BEGIN Task data

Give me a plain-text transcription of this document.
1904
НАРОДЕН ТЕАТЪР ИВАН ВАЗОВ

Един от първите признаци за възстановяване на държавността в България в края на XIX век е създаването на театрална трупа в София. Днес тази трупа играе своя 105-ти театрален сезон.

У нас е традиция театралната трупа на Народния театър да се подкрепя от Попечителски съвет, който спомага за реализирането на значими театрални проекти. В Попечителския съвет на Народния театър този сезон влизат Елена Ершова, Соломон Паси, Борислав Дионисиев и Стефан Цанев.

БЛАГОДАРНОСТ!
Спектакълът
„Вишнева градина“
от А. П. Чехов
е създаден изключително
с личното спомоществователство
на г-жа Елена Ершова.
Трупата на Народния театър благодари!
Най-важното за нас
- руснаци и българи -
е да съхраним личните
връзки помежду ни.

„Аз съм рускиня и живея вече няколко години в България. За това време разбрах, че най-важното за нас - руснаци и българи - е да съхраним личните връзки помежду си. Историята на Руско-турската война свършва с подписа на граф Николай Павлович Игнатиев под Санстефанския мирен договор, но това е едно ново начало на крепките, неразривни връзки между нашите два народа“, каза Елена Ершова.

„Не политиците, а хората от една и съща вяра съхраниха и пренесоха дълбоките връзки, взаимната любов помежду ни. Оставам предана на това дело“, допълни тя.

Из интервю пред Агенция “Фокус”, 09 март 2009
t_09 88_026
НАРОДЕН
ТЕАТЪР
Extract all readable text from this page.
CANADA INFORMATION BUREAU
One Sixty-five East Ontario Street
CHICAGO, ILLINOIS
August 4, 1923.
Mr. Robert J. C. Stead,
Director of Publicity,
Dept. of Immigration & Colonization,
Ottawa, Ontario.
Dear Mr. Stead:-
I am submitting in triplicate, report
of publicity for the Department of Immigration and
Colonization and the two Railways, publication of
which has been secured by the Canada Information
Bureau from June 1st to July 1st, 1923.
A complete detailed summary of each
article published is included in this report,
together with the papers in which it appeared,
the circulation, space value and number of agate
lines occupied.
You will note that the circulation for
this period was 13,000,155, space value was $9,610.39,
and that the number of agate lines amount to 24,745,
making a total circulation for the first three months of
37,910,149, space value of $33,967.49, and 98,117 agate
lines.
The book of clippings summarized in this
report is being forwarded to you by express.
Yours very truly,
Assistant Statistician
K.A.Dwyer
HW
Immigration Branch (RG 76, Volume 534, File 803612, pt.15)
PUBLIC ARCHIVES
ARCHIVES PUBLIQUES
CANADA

END Task data

### Required work
Every line containing the string "agate" must be listed.

### Right answer
the circulation, space value and number of agate
and that the number of agate lines amount to 24,745,
37,910,149, space value of $33,967.49, and 98,117 agate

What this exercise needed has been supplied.